───── RECORDS FOR THE EXERCISE ─────
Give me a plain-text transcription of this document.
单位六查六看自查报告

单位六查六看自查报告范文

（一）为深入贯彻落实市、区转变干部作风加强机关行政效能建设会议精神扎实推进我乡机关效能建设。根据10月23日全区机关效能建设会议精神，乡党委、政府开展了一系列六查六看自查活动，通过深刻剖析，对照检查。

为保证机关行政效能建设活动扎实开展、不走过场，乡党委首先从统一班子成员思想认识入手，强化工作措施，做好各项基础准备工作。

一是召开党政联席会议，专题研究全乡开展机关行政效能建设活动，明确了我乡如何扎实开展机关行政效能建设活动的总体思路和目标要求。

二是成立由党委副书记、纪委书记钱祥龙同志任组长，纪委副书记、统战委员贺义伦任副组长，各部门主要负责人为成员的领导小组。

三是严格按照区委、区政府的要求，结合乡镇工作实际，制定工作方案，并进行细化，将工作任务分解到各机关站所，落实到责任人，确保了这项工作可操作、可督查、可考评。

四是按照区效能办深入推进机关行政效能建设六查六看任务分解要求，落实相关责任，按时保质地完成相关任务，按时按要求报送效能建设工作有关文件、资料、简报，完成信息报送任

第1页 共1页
─────
_REQUIRED TASK:_ Quote the listing in full, please, keeping every line exact.

_TASK RESULT:_
Give me a plain-text transcription of this document.
单位六查六看自查报告

单位六查六看自查报告范文

（一）为深入贯彻落实市、区转变干部作风加强机关行政效能建设会议精神扎实推进我乡机关效能建设。根据10月23日全区机关效能建设会议精神，乡党委、政府开展了一系列六查六看自查活动，通过深刻剖析，对照检查。

为保证机关行政效能建设活动扎实开展、不走过场，乡党委首先从统一班子成员思想认识入手，强化工作措施，做好各项基础准备工作。

一是召开党政联席会议，专题研究全乡开展机关行政效能建设活动，明确了我乡如何扎实开展机关行政效能建设活动的总体思路和目标要求。

二是成立由党委副书记、纪委书记钱祥龙同志任组长，纪委副书记、统战委员贺义伦任副组长，各部门主要负责人为成员的领导小组。

三是严格按照区委、区政府的要求，结合乡镇工作实际，制定工作方案，并进行细化，将工作任务分解到各机关站所，落实到责任人，确保了这项工作可操作、可督查、可考评。

四是按照区效能办深入推进机关行政效能建设六查六看任务分解要求，落实相关责任，按时保质地完成相关任务，按时按要求报送效能建设工作有关文件、资料、简报，完成信息报送任

第1页 共1页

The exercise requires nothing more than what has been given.